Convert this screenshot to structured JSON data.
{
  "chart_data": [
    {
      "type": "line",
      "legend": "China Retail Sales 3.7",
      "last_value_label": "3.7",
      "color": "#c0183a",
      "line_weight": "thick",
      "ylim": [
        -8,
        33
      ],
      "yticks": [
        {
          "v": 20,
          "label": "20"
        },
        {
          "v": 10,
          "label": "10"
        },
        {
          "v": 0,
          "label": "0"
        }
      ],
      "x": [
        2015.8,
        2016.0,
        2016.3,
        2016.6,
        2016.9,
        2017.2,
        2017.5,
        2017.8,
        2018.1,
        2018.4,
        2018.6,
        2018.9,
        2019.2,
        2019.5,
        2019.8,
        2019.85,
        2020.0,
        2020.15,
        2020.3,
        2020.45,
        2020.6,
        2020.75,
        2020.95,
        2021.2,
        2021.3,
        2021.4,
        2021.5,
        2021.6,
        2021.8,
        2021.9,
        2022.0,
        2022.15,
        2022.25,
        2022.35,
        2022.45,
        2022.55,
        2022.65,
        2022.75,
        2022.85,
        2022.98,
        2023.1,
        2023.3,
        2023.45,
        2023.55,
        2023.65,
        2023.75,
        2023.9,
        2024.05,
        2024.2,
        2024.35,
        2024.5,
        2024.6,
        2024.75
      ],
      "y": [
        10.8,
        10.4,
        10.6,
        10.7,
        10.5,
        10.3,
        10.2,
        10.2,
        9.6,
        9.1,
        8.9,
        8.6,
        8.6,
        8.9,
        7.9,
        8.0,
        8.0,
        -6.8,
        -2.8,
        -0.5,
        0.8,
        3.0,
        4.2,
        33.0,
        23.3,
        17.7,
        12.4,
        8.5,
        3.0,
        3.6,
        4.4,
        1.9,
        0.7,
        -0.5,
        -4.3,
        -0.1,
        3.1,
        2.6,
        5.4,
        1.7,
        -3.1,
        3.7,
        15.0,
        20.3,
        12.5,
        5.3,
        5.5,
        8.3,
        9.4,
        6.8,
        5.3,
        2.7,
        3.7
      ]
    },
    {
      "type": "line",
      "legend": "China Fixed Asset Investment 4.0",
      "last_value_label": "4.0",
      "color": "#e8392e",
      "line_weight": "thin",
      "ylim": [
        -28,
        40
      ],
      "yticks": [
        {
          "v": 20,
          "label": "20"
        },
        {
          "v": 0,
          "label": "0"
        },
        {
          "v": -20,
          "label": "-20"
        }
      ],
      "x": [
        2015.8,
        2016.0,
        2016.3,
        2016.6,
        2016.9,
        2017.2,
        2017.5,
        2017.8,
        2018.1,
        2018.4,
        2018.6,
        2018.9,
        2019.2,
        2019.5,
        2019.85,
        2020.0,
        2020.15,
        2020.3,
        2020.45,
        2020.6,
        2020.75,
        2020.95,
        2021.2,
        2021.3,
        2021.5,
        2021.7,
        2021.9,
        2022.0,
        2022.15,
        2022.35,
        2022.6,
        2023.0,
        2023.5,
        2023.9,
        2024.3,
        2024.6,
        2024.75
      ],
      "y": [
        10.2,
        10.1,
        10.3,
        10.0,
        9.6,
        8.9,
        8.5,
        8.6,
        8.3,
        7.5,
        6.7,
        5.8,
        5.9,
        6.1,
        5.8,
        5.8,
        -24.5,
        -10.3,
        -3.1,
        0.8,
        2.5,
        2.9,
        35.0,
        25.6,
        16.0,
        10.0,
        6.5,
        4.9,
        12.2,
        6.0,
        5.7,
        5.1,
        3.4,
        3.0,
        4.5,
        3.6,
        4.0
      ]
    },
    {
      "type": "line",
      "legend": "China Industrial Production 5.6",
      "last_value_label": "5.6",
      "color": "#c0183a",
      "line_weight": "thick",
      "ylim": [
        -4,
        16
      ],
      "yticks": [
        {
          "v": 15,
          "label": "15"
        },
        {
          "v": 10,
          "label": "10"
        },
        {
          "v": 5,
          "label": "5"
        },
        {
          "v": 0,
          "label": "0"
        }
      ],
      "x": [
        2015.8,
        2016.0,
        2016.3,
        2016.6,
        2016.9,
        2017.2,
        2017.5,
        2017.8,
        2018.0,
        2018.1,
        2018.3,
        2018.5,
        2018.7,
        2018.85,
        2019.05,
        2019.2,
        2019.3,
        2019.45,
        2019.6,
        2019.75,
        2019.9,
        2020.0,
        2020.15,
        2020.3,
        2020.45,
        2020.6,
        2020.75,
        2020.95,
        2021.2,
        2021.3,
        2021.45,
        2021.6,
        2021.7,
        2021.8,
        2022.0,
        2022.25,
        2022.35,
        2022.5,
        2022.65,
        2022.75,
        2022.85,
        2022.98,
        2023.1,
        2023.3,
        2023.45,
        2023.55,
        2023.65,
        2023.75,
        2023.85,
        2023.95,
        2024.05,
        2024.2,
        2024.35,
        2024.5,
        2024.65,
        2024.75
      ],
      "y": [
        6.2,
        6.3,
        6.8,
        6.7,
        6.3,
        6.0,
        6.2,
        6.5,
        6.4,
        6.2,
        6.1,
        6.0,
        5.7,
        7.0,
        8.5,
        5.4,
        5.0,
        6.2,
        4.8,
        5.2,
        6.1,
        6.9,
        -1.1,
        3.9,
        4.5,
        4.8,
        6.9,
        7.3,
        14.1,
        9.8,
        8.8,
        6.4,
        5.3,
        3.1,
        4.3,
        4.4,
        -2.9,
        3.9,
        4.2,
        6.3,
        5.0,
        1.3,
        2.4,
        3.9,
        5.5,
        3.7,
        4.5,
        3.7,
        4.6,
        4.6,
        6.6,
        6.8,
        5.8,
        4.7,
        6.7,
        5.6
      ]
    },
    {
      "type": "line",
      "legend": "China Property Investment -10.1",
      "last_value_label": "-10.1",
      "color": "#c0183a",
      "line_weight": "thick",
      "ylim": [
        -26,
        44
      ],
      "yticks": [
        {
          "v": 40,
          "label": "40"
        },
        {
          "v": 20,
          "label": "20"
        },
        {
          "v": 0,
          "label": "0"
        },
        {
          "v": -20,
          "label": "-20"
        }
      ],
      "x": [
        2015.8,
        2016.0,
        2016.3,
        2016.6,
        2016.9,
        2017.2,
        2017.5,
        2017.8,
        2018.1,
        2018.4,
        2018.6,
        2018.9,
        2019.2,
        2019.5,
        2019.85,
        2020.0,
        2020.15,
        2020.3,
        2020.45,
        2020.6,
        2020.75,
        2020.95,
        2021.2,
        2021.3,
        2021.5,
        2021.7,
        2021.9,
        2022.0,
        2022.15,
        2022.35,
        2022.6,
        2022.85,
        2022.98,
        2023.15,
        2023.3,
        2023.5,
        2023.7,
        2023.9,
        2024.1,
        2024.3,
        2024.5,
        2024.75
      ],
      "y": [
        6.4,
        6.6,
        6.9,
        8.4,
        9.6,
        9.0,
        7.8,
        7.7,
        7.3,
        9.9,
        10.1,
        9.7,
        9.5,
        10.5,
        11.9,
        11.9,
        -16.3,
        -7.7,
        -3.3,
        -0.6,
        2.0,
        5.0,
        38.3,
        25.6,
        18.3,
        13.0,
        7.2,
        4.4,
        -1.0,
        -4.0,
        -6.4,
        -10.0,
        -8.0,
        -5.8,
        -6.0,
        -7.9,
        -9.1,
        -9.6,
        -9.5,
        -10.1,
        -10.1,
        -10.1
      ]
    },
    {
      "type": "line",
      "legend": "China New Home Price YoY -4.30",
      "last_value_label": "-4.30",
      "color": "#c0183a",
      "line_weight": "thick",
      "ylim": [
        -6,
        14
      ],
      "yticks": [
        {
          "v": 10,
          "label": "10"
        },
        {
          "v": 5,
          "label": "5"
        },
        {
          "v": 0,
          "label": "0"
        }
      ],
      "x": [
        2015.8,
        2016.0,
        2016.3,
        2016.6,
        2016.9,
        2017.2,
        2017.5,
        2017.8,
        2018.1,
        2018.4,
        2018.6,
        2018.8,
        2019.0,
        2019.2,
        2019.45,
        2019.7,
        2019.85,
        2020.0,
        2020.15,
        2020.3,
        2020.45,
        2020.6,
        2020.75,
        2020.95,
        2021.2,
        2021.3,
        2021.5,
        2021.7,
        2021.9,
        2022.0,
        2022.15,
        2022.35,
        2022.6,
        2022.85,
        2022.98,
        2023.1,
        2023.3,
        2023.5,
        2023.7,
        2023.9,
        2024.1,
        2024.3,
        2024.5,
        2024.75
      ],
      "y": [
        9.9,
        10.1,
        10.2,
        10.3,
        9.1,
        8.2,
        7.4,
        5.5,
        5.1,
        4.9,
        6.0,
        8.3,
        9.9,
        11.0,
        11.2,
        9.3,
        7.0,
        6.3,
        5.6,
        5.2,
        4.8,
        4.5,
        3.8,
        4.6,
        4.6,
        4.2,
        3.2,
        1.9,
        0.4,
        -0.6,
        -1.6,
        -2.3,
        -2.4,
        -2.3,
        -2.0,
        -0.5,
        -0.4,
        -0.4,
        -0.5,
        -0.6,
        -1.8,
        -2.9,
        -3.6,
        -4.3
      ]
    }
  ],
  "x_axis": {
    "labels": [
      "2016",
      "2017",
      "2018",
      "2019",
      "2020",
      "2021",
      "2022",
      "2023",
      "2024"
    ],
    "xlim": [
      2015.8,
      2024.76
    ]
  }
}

------------------------

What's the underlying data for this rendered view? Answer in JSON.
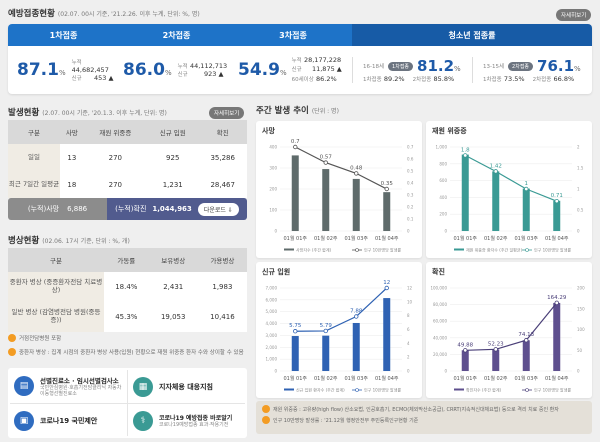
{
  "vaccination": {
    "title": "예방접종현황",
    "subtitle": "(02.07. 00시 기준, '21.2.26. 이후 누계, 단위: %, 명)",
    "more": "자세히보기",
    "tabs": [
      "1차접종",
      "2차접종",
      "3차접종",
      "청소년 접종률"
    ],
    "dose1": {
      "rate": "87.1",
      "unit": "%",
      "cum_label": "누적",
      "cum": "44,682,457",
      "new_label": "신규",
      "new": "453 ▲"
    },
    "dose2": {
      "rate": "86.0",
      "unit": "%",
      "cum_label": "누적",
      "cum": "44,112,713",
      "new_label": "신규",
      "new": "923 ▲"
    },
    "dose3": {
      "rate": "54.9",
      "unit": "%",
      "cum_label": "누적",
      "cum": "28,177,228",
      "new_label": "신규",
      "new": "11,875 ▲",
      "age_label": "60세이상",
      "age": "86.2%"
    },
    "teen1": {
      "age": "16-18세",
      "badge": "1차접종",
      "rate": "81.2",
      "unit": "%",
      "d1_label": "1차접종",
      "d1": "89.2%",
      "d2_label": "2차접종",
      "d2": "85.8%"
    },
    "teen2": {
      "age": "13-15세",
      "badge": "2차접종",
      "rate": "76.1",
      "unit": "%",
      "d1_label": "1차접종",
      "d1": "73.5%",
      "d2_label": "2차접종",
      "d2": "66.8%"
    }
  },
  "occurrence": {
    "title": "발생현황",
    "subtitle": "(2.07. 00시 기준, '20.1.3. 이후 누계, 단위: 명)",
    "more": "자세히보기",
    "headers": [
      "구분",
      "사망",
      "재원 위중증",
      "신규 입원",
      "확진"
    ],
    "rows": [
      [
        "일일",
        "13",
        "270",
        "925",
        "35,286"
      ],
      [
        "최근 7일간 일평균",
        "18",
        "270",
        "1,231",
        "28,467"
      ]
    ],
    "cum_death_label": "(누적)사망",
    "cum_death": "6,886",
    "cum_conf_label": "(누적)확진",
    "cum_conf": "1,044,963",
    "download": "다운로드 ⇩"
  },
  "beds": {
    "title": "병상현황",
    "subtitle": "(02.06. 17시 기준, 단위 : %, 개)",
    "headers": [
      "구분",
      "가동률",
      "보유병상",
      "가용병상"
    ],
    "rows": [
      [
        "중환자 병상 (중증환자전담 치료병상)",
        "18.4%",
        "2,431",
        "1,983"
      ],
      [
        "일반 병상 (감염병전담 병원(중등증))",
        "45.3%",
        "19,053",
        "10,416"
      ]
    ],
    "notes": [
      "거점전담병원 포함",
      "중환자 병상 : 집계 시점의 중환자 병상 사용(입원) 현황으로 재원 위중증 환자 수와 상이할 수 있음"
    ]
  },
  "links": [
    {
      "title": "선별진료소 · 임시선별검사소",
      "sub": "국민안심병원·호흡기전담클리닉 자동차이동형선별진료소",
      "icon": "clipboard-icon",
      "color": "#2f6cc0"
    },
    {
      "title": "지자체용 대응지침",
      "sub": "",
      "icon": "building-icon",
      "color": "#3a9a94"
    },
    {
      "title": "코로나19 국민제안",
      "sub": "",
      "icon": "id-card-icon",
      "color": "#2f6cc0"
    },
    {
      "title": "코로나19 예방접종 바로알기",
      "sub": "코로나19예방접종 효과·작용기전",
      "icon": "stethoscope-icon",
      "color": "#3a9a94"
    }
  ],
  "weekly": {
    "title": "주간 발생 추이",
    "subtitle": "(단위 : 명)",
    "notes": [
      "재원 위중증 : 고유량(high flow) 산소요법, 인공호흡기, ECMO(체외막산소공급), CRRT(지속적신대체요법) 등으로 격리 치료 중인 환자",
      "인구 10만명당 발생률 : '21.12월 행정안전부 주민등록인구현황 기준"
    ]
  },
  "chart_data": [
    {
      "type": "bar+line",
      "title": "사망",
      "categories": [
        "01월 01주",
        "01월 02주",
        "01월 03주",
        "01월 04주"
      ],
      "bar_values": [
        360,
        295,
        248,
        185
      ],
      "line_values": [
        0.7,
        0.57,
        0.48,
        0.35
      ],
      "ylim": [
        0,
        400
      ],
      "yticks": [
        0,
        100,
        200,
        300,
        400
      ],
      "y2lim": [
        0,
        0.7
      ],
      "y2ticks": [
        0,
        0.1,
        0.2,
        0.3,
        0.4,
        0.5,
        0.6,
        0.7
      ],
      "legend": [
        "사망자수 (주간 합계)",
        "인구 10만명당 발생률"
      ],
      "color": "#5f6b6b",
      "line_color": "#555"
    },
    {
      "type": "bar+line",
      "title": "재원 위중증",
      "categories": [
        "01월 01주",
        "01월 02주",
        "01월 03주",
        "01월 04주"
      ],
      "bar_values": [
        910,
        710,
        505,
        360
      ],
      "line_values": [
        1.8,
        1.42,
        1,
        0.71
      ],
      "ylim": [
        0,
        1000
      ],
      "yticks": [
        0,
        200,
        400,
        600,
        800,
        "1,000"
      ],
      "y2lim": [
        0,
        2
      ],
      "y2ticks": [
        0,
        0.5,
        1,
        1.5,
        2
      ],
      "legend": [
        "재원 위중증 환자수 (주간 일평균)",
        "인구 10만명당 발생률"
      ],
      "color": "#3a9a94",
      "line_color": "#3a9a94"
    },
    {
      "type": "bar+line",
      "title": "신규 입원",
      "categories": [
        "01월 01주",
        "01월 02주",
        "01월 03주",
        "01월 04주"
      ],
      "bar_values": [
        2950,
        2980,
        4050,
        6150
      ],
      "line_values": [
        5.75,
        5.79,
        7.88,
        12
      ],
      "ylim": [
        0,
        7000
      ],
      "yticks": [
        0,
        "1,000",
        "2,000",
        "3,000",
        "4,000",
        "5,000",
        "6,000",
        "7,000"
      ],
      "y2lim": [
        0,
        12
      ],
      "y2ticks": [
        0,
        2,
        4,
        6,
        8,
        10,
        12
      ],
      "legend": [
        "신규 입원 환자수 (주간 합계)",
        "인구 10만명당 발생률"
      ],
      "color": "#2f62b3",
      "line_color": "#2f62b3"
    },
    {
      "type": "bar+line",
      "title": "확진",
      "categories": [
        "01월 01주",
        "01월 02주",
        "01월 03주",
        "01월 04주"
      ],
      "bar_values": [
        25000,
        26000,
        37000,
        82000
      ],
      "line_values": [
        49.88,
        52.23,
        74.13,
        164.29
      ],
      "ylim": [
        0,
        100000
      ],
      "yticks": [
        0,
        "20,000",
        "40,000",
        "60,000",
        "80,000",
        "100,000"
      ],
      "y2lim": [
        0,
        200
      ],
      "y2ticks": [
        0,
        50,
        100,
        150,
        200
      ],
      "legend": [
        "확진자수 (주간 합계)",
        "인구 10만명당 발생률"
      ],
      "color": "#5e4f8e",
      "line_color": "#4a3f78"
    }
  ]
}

------------------------

**EXERCISE DIRECTIONS**: Using the records given above, list every line that includes the word "JSON".

**OUTPUT**:
Convert this screenshot to structured JSON data.
What's the underlying data for this rendered view? Answer in JSON.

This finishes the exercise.